#### WORKING DATA

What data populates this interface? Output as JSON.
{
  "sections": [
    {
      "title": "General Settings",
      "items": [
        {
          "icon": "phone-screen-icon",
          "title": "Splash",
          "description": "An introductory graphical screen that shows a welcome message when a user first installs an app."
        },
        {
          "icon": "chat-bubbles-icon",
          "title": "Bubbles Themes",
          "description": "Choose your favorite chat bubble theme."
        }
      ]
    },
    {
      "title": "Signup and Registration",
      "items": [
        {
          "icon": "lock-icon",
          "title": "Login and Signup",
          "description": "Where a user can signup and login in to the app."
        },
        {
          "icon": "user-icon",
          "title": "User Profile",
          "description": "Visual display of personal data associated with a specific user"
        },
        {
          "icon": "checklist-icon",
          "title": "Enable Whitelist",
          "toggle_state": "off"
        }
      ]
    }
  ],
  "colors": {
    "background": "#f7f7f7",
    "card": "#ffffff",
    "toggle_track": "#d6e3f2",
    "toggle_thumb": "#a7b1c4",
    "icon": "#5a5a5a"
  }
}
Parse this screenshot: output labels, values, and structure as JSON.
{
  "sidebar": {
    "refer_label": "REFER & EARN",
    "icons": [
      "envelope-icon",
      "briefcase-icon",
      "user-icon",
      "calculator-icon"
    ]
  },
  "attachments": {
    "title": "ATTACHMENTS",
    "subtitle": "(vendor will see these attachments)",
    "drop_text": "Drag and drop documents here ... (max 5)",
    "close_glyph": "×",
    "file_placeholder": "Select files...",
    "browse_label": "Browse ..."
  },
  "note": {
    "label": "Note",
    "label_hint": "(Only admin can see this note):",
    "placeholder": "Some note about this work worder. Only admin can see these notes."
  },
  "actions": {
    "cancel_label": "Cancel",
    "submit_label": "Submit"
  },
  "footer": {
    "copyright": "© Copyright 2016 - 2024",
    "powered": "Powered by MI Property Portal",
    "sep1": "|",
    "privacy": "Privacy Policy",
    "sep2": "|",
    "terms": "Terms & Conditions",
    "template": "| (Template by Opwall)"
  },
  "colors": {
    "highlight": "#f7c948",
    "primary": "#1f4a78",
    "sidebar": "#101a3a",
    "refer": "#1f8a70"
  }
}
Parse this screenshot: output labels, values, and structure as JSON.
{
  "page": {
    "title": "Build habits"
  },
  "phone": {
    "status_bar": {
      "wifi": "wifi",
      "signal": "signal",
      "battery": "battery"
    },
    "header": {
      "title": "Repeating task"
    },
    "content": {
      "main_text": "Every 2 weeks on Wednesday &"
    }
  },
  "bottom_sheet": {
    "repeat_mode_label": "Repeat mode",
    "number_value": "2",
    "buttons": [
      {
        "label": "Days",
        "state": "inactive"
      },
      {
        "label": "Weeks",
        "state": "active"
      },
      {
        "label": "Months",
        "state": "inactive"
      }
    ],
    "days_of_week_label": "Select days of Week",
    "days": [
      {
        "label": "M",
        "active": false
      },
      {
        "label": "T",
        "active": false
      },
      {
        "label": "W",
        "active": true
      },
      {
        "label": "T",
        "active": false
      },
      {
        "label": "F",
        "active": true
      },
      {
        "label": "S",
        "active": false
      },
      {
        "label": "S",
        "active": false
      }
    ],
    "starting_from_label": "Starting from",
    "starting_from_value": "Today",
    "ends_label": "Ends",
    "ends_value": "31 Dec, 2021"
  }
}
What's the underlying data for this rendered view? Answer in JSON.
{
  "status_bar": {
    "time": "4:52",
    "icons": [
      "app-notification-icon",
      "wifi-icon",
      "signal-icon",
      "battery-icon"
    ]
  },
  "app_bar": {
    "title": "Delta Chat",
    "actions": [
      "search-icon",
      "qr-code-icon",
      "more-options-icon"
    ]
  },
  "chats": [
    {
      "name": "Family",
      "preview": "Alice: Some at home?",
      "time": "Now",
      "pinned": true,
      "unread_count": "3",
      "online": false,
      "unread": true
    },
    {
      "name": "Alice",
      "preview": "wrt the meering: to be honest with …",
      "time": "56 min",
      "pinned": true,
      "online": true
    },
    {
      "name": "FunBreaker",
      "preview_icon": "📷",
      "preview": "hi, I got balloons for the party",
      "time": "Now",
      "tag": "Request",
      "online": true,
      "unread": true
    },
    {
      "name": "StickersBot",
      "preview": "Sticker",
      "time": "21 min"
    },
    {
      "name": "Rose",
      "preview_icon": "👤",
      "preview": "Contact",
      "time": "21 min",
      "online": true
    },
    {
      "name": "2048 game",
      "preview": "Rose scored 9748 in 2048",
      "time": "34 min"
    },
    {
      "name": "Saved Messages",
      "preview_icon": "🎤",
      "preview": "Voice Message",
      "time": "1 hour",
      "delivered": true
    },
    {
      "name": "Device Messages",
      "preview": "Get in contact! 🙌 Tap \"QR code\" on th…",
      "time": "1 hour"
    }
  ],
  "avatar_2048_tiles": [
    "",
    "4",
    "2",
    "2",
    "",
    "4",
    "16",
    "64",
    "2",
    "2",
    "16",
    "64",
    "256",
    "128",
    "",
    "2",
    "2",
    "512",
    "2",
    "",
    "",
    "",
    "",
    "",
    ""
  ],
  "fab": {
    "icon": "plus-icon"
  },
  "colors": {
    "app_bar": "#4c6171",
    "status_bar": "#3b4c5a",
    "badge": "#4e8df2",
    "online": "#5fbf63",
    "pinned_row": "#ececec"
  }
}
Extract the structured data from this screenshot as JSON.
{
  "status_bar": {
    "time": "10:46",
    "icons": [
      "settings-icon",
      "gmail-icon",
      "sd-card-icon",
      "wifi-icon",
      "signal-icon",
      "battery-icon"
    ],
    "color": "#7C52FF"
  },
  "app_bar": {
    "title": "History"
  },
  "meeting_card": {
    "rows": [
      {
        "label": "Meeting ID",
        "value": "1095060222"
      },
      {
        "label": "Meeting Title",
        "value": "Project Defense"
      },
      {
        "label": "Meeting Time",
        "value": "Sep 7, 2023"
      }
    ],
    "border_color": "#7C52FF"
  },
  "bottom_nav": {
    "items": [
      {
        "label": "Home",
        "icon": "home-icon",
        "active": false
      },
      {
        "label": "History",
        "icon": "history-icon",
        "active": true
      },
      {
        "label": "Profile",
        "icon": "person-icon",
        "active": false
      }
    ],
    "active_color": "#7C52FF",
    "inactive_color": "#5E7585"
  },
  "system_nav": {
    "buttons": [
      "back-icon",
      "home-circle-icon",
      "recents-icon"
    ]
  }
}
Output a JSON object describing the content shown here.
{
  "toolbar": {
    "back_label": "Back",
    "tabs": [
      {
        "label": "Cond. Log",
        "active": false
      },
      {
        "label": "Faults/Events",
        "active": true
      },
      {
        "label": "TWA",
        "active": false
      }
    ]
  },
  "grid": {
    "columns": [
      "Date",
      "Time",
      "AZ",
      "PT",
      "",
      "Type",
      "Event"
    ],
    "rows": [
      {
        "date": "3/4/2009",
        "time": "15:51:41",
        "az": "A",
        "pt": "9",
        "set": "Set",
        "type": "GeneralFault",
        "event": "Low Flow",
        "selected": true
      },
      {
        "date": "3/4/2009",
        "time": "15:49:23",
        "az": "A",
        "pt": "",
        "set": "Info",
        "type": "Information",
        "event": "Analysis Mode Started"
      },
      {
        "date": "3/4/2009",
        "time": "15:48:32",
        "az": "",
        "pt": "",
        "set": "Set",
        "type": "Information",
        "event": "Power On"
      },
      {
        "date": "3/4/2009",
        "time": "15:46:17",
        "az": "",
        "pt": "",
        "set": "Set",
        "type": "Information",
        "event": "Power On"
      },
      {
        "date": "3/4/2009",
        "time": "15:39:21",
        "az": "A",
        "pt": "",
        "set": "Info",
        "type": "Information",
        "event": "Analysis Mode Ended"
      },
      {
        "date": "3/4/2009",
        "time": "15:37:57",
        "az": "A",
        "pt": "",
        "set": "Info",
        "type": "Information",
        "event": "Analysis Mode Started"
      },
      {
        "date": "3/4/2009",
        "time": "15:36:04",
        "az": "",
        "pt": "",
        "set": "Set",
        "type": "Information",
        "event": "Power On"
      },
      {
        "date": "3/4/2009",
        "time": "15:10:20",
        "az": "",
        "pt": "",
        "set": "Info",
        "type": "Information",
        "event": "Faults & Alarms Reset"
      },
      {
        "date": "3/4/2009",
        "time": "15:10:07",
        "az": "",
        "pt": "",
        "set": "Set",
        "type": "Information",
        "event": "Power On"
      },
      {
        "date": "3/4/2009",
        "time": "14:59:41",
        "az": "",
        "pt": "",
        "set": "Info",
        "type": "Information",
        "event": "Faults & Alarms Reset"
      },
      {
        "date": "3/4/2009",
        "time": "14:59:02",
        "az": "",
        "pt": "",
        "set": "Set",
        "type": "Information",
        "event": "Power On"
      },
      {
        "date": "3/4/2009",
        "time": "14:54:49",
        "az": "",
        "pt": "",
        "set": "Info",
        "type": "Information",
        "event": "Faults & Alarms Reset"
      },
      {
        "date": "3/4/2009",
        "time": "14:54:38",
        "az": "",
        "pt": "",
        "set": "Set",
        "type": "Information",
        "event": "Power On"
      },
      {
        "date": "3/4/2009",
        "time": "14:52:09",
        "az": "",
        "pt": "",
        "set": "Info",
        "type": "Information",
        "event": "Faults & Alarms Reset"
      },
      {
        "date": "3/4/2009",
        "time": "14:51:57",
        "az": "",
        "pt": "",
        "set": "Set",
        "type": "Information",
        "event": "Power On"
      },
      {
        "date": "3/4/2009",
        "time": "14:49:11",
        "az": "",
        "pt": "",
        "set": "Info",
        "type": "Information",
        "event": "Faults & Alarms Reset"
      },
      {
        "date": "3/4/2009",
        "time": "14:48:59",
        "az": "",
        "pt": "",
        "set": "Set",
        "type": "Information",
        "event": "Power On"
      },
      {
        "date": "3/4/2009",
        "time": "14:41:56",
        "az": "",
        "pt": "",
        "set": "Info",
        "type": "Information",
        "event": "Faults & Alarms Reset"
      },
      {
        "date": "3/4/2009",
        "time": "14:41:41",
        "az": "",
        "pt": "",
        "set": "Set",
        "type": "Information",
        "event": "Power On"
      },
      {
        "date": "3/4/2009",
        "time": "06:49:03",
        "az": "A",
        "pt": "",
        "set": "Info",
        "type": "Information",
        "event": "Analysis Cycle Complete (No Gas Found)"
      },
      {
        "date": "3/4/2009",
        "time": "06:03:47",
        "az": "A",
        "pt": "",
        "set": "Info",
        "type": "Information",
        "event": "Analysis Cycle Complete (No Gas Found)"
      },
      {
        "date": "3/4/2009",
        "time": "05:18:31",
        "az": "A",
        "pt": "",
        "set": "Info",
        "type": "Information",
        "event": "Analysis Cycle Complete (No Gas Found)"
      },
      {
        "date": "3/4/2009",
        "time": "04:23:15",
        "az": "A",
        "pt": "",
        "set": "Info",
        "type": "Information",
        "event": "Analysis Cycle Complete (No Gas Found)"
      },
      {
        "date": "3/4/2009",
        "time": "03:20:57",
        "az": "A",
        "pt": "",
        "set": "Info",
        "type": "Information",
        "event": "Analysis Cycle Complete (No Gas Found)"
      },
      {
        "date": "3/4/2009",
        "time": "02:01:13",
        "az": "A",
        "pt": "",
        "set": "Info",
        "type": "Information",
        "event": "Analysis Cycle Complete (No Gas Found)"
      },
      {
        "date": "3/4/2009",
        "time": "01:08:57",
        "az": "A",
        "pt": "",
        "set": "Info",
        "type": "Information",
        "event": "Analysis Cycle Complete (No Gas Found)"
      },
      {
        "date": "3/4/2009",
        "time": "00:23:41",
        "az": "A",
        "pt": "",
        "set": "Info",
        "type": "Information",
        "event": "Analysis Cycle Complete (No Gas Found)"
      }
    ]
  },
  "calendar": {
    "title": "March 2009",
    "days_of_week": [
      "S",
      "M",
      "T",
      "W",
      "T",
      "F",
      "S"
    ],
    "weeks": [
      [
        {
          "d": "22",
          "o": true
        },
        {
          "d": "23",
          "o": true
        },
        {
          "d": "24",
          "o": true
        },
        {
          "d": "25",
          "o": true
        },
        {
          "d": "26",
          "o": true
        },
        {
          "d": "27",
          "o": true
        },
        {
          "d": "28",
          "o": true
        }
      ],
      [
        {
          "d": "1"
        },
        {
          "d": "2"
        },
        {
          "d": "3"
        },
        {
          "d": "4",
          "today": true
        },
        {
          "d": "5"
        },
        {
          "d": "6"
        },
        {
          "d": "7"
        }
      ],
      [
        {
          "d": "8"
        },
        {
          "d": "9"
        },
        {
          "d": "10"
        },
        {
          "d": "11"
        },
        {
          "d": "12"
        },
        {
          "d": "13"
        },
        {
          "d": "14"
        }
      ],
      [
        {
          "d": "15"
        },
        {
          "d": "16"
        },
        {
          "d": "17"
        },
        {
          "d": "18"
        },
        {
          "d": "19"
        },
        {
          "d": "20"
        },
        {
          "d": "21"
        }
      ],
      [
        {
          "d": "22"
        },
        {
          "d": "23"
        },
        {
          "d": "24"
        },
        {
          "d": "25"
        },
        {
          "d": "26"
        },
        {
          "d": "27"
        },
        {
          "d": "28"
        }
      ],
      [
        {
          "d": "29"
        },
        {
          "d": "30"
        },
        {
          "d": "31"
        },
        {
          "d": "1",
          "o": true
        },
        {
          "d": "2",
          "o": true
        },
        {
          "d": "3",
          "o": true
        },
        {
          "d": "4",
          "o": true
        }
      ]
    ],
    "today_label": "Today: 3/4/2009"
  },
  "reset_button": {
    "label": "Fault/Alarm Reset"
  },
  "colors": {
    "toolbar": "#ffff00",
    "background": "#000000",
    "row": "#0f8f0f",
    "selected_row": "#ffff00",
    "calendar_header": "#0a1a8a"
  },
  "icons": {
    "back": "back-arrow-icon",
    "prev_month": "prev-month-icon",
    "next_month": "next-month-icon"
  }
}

########

**TASK INSTRUCTIONS**
Pick out every line above that holds the word "Rose" and copy it.

**EXERCISE ANSWER**
      "name": "Rose",
      "preview": "Rose scored 9748 in 2048",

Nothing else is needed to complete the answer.